■ Supplied records ■
______

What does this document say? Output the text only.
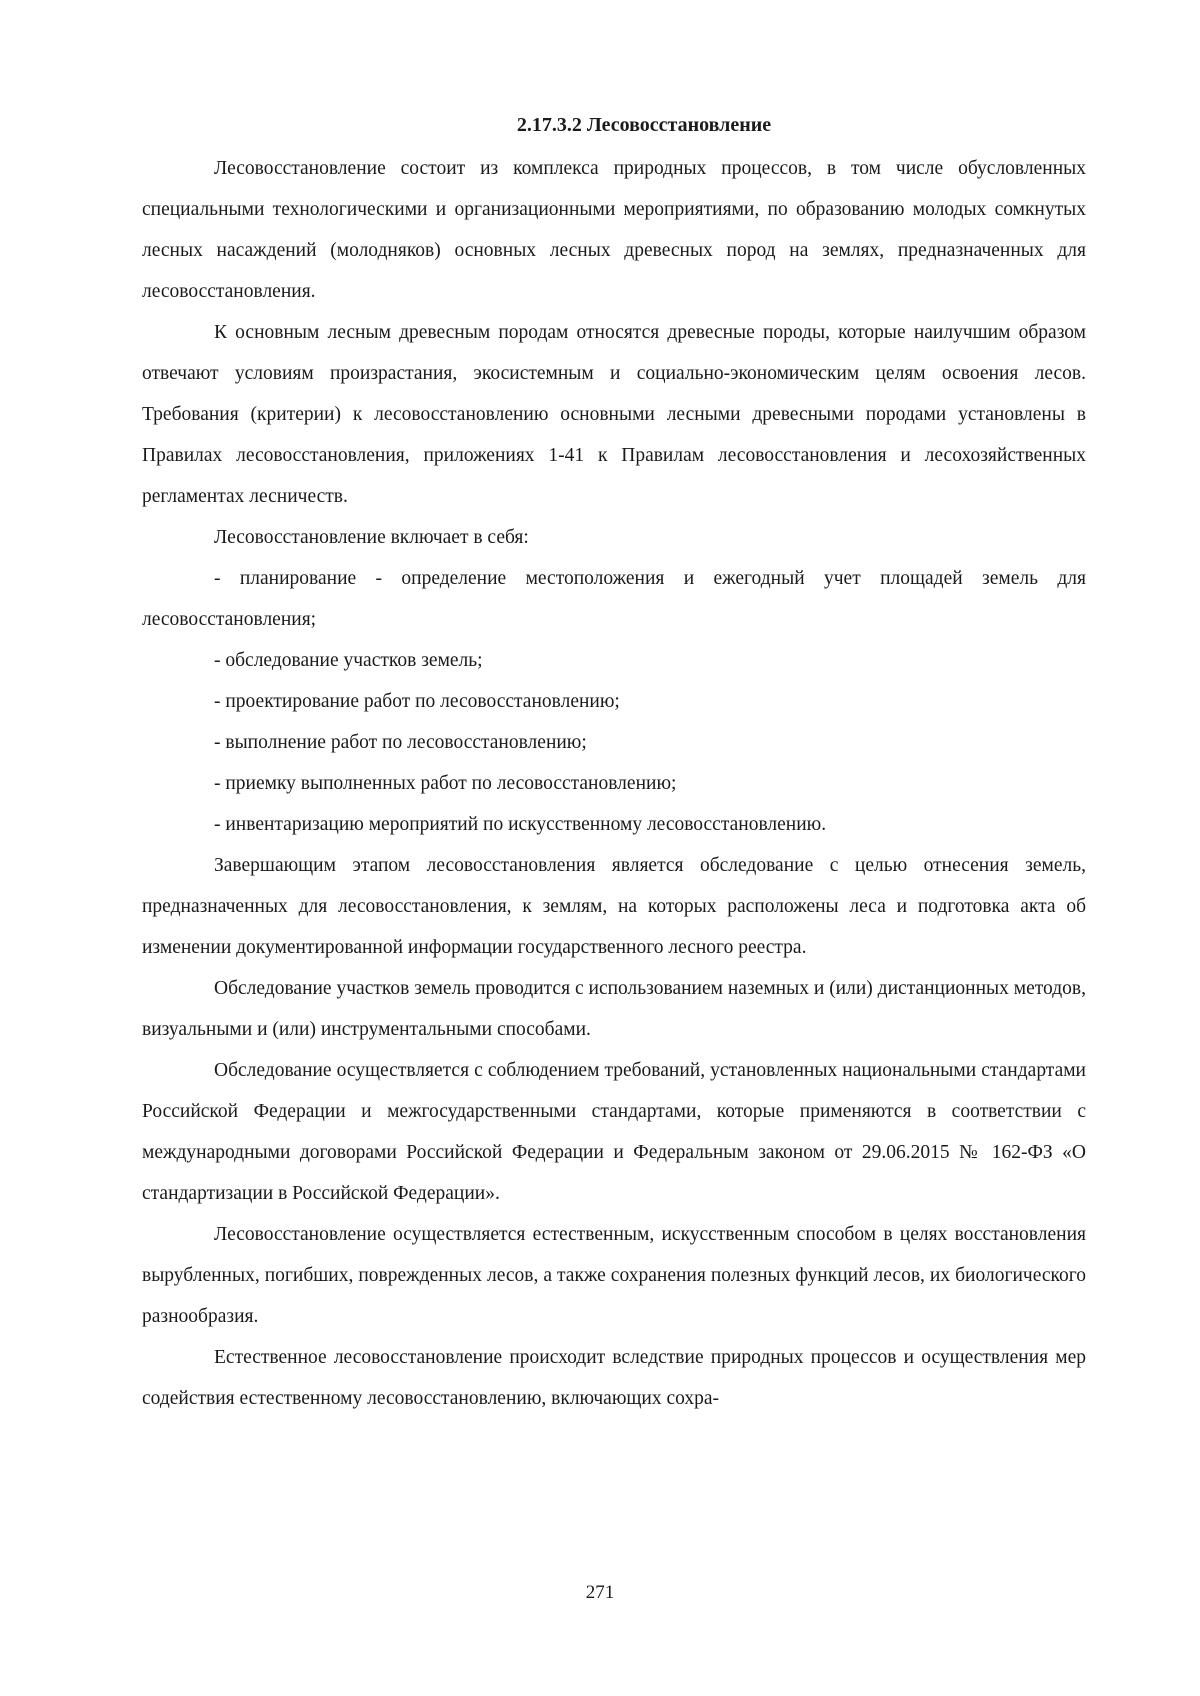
2.17.3.2 Лесовосстановление

Лесовосстановление состоит из комплекса природных процессов, в том числе обусловленных специальными технологическими и организационными мероприятиями, по образованию молодых сомкнутых лесных насаждений (молодняков) основных лесных древесных пород на землях, предназначенных для лесовосстановления.

К основным лесным древесным породам относятся древесные породы, которые наилучшим образом отвечают условиям произрастания, экосистемным и социально-экономическим целям освоения лесов. Требования (критерии) к лесовосстановлению основными лесными древесными породами установлены в Правилах лесовосстановления, приложениях 1-41 к Правилам лесовосстановления и лесохозяйственных регламентах лесничеств.

Лесовосстановление включает в себя:

- планирование - определение местоположения и ежегодный учет площадей земель для лесовосстановления;

- обследование участков земель;

- проектирование работ по лесовосстановлению;

- выполнение работ по лесовосстановлению;

- приемку выполненных работ по лесовосстановлению;

- инвентаризацию мероприятий по искусственному лесовосстановлению.

Завершающим этапом лесовосстановления является обследование с целью отнесения земель, предназначенных для лесовосстановления, к землям, на которых расположены леса и подготовка акта об изменении документированной информации государственного лесного реестра.

Обследование участков земель проводится с использованием наземных и (или) дистанционных методов, визуальными и (или) инструментальными способами.

Обследование осуществляется с соблюдением требований, установленных национальными стандартами Российской Федерации и межгосударственными стандартами, которые применяются в соответствии с международными договорами Российской Федерации и Федеральным законом от 29.06.2015 № 162-ФЗ «О стандартизации в Российской Федерации».

Лесовосстановление осуществляется естественным, искусственным способом в целях восстановления вырубленных, погибших, поврежденных лесов, а также сохранения полезных функций лесов, их биологического разнообразия.

Естественное лесовосстановление происходит вследствие природных процессов и осуществления мер содействия естественному лесовосстановлению, включающих сохра-

271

______

■ Exercise instructions ■
Copy out all of the data word for word. Do not carry over any picture.

■ In response ■
What does this document say? Output the text only.
2.17.3.2 Лесовосстановление

Лесовосстановление состоит из комплекса природных процессов, в том числе обусловленных специальными технологическими и организационными мероприятиями, по образованию молодых сомкнутых лесных насаждений (молодняков) основных лесных древесных пород на землях, предназначенных для лесовосстановления.

К основным лесным древесным породам относятся древесные породы, которые наилучшим образом отвечают условиям произрастания, экосистемным и социально-экономическим целям освоения лесов. Требования (критерии) к лесовосстановлению основными лесными древесными породами установлены в Правилах лесовосстановления, приложениях 1-41 к Правилам лесовосстановления и лесохозяйственных регламентах лесничеств.

Лесовосстановление включает в себя:

- планирование - определение местоположения и ежегодный учет площадей земель для лесовосстановления;

- обследование участков земель;

- проектирование работ по лесовосстановлению;

- выполнение работ по лесовосстановлению;

- приемку выполненных работ по лесовосстановлению;

- инвентаризацию мероприятий по искусственному лесовосстановлению.

Завершающим этапом лесовосстановления является обследование с целью отнесения земель, предназначенных для лесовосстановления, к землям, на которых расположены леса и подготовка акта об изменении документированной информации государственного лесного реестра.

Обследование участков земель проводится с использованием наземных и (или) дистанционных методов, визуальными и (или) инструментальными способами.

Обследование осуществляется с соблюдением требований, установленных национальными стандартами Российской Федерации и межгосударственными стандартами, которые применяются в соответствии с международными договорами Российской Федерации и Федеральным законом от 29.06.2015 № 162-ФЗ «О стандартизации в Российской Федерации».

Лесовосстановление осуществляется естественным, искусственным способом в целях восстановления вырубленных, погибших, поврежденных лесов, а также сохранения полезных функций лесов, их биологического разнообразия.

Естественное лесовосстановление происходит вследствие природных процессов и осуществления мер содействия естественному лесовосстановлению, включающих сохра-

271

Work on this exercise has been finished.